═════ INPUT MATERIAL

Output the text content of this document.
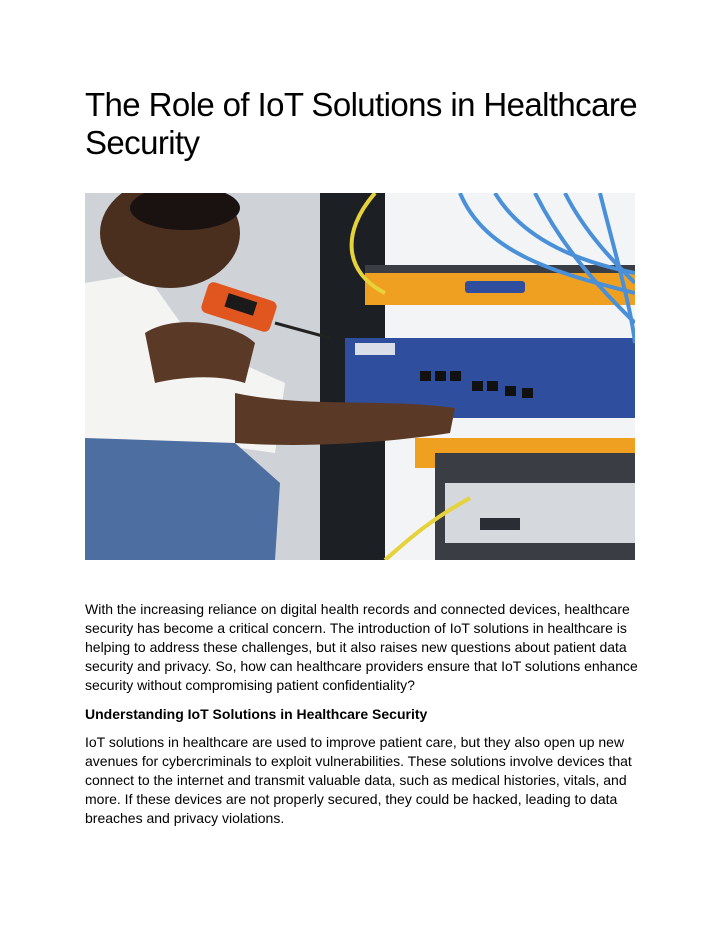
The Role of IoT Solutions in Healthcare Security

With the increasing reliance on digital health records and connected devices, healthcare security has become a critical concern. The introduction of IoT solutions in healthcare is helping to address these challenges, but it also raises new questions about patient data security and privacy. So, how can healthcare providers ensure that IoT solutions enhance security without compromising patient confidentiality?

Understanding IoT Solutions in Healthcare Security

IoT solutions in healthcare are used to improve patient care, but they also open up new avenues for cybercriminals to exploit vulnerabilities. These solutions involve devices that connect to the internet and transmit valuable data, such as medical histories, vitals, and more. If these devices are not properly secured, they could be hacked, leading to data breaches and privacy violations.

══════════

AIM OF THE TASK - Quote every record above exactly, leaving out the pictures.

TASK RESPONSE -
Output the text content of this document.
The Role of IoT Solutions in Healthcare Security

With the increasing reliance on digital health records and connected devices, healthcare security has become a critical concern. The introduction of IoT solutions in healthcare is helping to address these challenges, but it also raises new questions about patient data security and privacy. So, how can healthcare providers ensure that IoT solutions enhance security without compromising patient confidentiality?

Understanding IoT Solutions in Healthcare Security

IoT solutions in healthcare are used to improve patient care, but they also open up new avenues for cybercriminals to exploit vulnerabilities. These solutions involve devices that connect to the internet and transmit valuable data, such as medical histories, vitals, and more. If these devices are not properly secured, they could be hacked, leading to data breaches and privacy violations.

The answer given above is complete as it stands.